■ **Problem description**
Each entry below is to be written out exactly, and the pictures are to be left out.

[start of Extracted data]

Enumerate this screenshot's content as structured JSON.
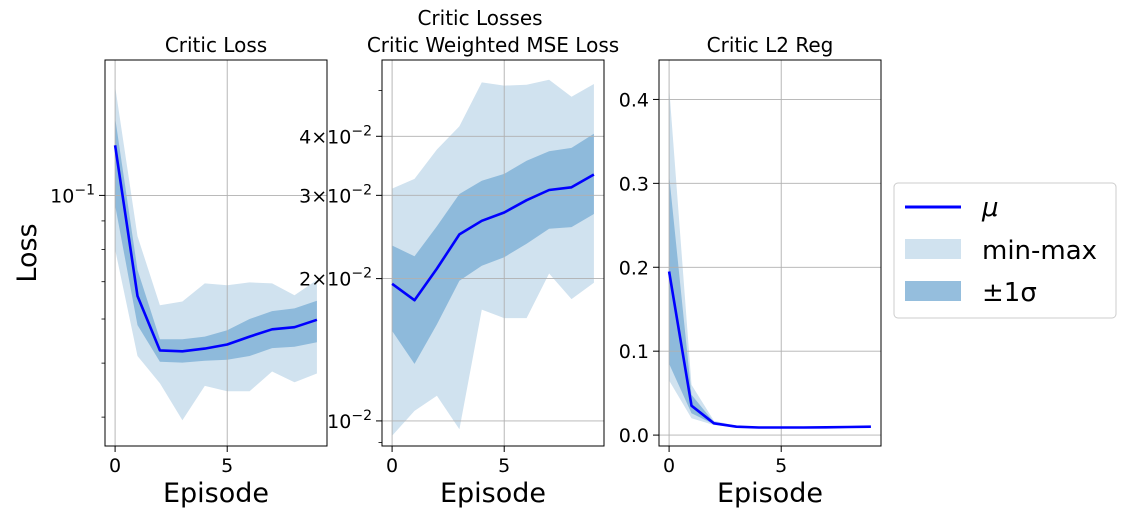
{
  "figure": {
    "suptitle": "Critic Losses",
    "ylabel": "Loss",
    "legend": {
      "placement": "right-center",
      "entries": [
        {
          "label": "μ",
          "kind": "line"
        },
        {
          "label": "min-max",
          "kind": "patch-light"
        },
        {
          "label": "±1σ",
          "kind": "patch-dark"
        }
      ]
    },
    "colors": {
      "mean": "#0000ff",
      "minmax": "#d0e2ef",
      "sigma": "#83b3d7",
      "grid": "#b0b0b0"
    }
  },
  "chart_data": [
    {
      "type": "area",
      "title": "Critic Loss",
      "xlabel": "Episode",
      "ylabel": "Loss",
      "yscale": "log",
      "xlim": [
        -0.45,
        9.45
      ],
      "ylim": [
        0.0355,
        0.175
      ],
      "xticks": [
        0,
        5
      ],
      "xtick_labels": [
        "0",
        "5"
      ],
      "yticks": [
        0.1
      ],
      "ytick_labels": [
        "10^-1"
      ],
      "grid": true,
      "x": [
        0,
        1,
        2,
        3,
        4,
        5,
        6,
        7,
        8,
        9
      ],
      "series": [
        {
          "name": "μ",
          "values": [
            0.123,
            0.066,
            0.0527,
            0.0525,
            0.0531,
            0.054,
            0.0558,
            0.0575,
            0.058,
            0.0598
          ]
        },
        {
          "name": "min-max",
          "lower": [
            0.08,
            0.0515,
            0.046,
            0.0395,
            0.0455,
            0.0445,
            0.0445,
            0.0483,
            0.0462,
            0.0479
          ],
          "upper": [
            0.157,
            0.0845,
            0.0635,
            0.0645,
            0.0695,
            0.069,
            0.0698,
            0.0695,
            0.0662,
            0.0705
          ]
        },
        {
          "name": "±1σ",
          "lower": [
            0.096,
            0.0585,
            0.0503,
            0.0501,
            0.0505,
            0.0507,
            0.0515,
            0.0532,
            0.0535,
            0.0545
          ],
          "upper": [
            0.138,
            0.0735,
            0.0552,
            0.0552,
            0.0558,
            0.0573,
            0.06,
            0.062,
            0.0627,
            0.0647
          ]
        }
      ]
    },
    {
      "type": "area",
      "title": "Critic Weighted MSE Loss",
      "xlabel": "Episode",
      "ylabel": "",
      "yscale": "log",
      "xlim": [
        -0.45,
        9.45
      ],
      "ylim": [
        0.00885,
        0.058
      ],
      "xticks": [
        0,
        5
      ],
      "xtick_labels": [
        "0",
        "5"
      ],
      "yticks": [
        0.01,
        0.02,
        0.03,
        0.04
      ],
      "ytick_labels": [
        "10^-2",
        "2×10^-2",
        "3×10^-2",
        "4×10^-2"
      ],
      "grid": true,
      "x": [
        0,
        1,
        2,
        3,
        4,
        5,
        6,
        7,
        8,
        9
      ],
      "series": [
        {
          "name": "μ",
          "values": [
            0.0195,
            0.018,
            0.021,
            0.0248,
            0.0265,
            0.0276,
            0.0293,
            0.0308,
            0.0312,
            0.0332
          ]
        },
        {
          "name": "min-max",
          "lower": [
            0.0093,
            0.0105,
            0.0113,
            0.0096,
            0.0172,
            0.0165,
            0.0165,
            0.0205,
            0.0181,
            0.0196
          ],
          "upper": [
            0.031,
            0.0325,
            0.0375,
            0.042,
            0.052,
            0.0512,
            0.0514,
            0.0527,
            0.0485,
            0.0516
          ]
        },
        {
          "name": "±1σ",
          "lower": [
            0.0155,
            0.0132,
            0.016,
            0.0198,
            0.0213,
            0.0222,
            0.0237,
            0.0255,
            0.0257,
            0.0274
          ],
          "upper": [
            0.0235,
            0.0223,
            0.0258,
            0.0302,
            0.0322,
            0.0333,
            0.0355,
            0.0372,
            0.0378,
            0.0405
          ]
        }
      ]
    },
    {
      "type": "area",
      "title": "Critic L2 Reg",
      "xlabel": "Episode",
      "ylabel": "",
      "yscale": "linear",
      "xlim": [
        -0.45,
        9.45
      ],
      "ylim": [
        -0.013,
        0.447
      ],
      "xticks": [
        0,
        5
      ],
      "xtick_labels": [
        "0",
        "5"
      ],
      "yticks": [
        0.0,
        0.1,
        0.2,
        0.3,
        0.4
      ],
      "ytick_labels": [
        "0.0",
        "0.1",
        "0.2",
        "0.3",
        "0.4"
      ],
      "grid": true,
      "x": [
        0,
        1,
        2,
        3,
        4,
        5,
        6,
        7,
        8,
        9
      ],
      "series": [
        {
          "name": "μ",
          "values": [
            0.195,
            0.035,
            0.014,
            0.01,
            0.009,
            0.009,
            0.009,
            0.0093,
            0.0097,
            0.01
          ]
        },
        {
          "name": "min-max",
          "lower": [
            0.065,
            0.02,
            0.012,
            0.009,
            0.0085,
            0.0085,
            0.0085,
            0.009,
            0.0093,
            0.0095
          ],
          "upper": [
            0.415,
            0.06,
            0.017,
            0.011,
            0.0095,
            0.0095,
            0.0095,
            0.0097,
            0.01,
            0.0105
          ]
        },
        {
          "name": "±1σ",
          "lower": [
            0.085,
            0.026,
            0.013,
            0.0095,
            0.0088,
            0.0088,
            0.0088,
            0.0092,
            0.0095,
            0.0097
          ],
          "upper": [
            0.31,
            0.048,
            0.0155,
            0.0105,
            0.0092,
            0.0092,
            0.0092,
            0.0095,
            0.0098,
            0.0102
          ]
        }
      ]
    }
  ]
}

[end of Extracted data]

■ **Full answer**
Enumerate this screenshot's content as structured JSON.
{
  "figure": {
    "suptitle": "Critic Losses",
    "ylabel": "Loss",
    "legend": {
      "placement": "right-center",
      "entries": [
        {
          "label": "μ",
          "kind": "line"
        },
        {
          "label": "min-max",
          "kind": "patch-light"
        },
        {
          "label": "±1σ",
          "kind": "patch-dark"
        }
      ]
    },
    "colors": {
      "mean": "#0000ff",
      "minmax": "#d0e2ef",
      "sigma": "#83b3d7",
      "grid": "#b0b0b0"
    }
  },
  "chart_data": [
    {
      "type": "area",
      "title": "Critic Loss",
      "xlabel": "Episode",
      "ylabel": "Loss",
      "yscale": "log",
      "xlim": [
        -0.45,
        9.45
      ],
      "ylim": [
        0.0355,
        0.175
      ],
      "xticks": [
        0,
        5
      ],
      "xtick_labels": [
        "0",
        "5"
      ],
      "yticks": [
        0.1
      ],
      "ytick_labels": [
        "10^-1"
      ],
      "grid": true,
      "x": [
        0,
        1,
        2,
        3,
        4,
        5,
        6,
        7,
        8,
        9
      ],
      "series": [
        {
          "name": "μ",
          "values": [
            0.123,
            0.066,
            0.0527,
            0.0525,
            0.0531,
            0.054,
            0.0558,
            0.0575,
            0.058,
            0.0598
          ]
        },
        {
          "name": "min-max",
          "lower": [
            0.08,
            0.0515,
            0.046,
            0.0395,
            0.0455,
            0.0445,
            0.0445,
            0.0483,
            0.0462,
            0.0479
          ],
          "upper": [
            0.157,
            0.0845,
            0.0635,
            0.0645,
            0.0695,
            0.069,
            0.0698,
            0.0695,
            0.0662,
            0.0705
          ]
        },
        {
          "name": "±1σ",
          "lower": [
            0.096,
            0.0585,
            0.0503,
            0.0501,
            0.0505,
            0.0507,
            0.0515,
            0.0532,
            0.0535,
            0.0545
          ],
          "upper": [
            0.138,
            0.0735,
            0.0552,
            0.0552,
            0.0558,
            0.0573,
            0.06,
            0.062,
            0.0627,
            0.0647
          ]
        }
      ]
    },
    {
      "type": "area",
      "title": "Critic Weighted MSE Loss",
      "xlabel": "Episode",
      "ylabel": "",
      "yscale": "log",
      "xlim": [
        -0.45,
        9.45
      ],
      "ylim": [
        0.00885,
        0.058
      ],
      "xticks": [
        0,
        5
      ],
      "xtick_labels": [
        "0",
        "5"
      ],
      "yticks": [
        0.01,
        0.02,
        0.03,
        0.04
      ],
      "ytick_labels": [
        "10^-2",
        "2×10^-2",
        "3×10^-2",
        "4×10^-2"
      ],
      "grid": true,
      "x": [
        0,
        1,
        2,
        3,
        4,
        5,
        6,
        7,
        8,
        9
      ],
      "series": [
        {
          "name": "μ",
          "values": [
            0.0195,
            0.018,
            0.021,
            0.0248,
            0.0265,
            0.0276,
            0.0293,
            0.0308,
            0.0312,
            0.0332
          ]
        },
        {
          "name": "min-max",
          "lower": [
            0.0093,
            0.0105,
            0.0113,
            0.0096,
            0.0172,
            0.0165,
            0.0165,
            0.0205,
            0.0181,
            0.0196
          ],
          "upper": [
            0.031,
            0.0325,
            0.0375,
            0.042,
            0.052,
            0.0512,
            0.0514,
            0.0527,
            0.0485,
            0.0516
          ]
        },
        {
          "name": "±1σ",
          "lower": [
            0.0155,
            0.0132,
            0.016,
            0.0198,
            0.0213,
            0.0222,
            0.0237,
            0.0255,
            0.0257,
            0.0274
          ],
          "upper": [
            0.0235,
            0.0223,
            0.0258,
            0.0302,
            0.0322,
            0.0333,
            0.0355,
            0.0372,
            0.0378,
            0.0405
          ]
        }
      ]
    },
    {
      "type": "area",
      "title": "Critic L2 Reg",
      "xlabel": "Episode",
      "ylabel": "",
      "yscale": "linear",
      "xlim": [
        -0.45,
        9.45
      ],
      "ylim": [
        -0.013,
        0.447
      ],
      "xticks": [
        0,
        5
      ],
      "xtick_labels": [
        "0",
        "5"
      ],
      "yticks": [
        0.0,
        0.1,
        0.2,
        0.3,
        0.4
      ],
      "ytick_labels": [
        "0.0",
        "0.1",
        "0.2",
        "0.3",
        "0.4"
      ],
      "grid": true,
      "x": [
        0,
        1,
        2,
        3,
        4,
        5,
        6,
        7,
        8,
        9
      ],
      "series": [
        {
          "name": "μ",
          "values": [
            0.195,
            0.035,
            0.014,
            0.01,
            0.009,
            0.009,
            0.009,
            0.0093,
            0.0097,
            0.01
          ]
        },
        {
          "name": "min-max",
          "lower": [
            0.065,
            0.02,
            0.012,
            0.009,
            0.0085,
            0.0085,
            0.0085,
            0.009,
            0.0093,
            0.0095
          ],
          "upper": [
            0.415,
            0.06,
            0.017,
            0.011,
            0.0095,
            0.0095,
            0.0095,
            0.0097,
            0.01,
            0.0105
          ]
        },
        {
          "name": "±1σ",
          "lower": [
            0.085,
            0.026,
            0.013,
            0.0095,
            0.0088,
            0.0088,
            0.0088,
            0.0092,
            0.0095,
            0.0097
          ],
          "upper": [
            0.31,
            0.048,
            0.0155,
            0.0105,
            0.0092,
            0.0092,
            0.0092,
            0.0095,
            0.0098,
            0.0102
          ]
        }
      ]
    }
  ]
}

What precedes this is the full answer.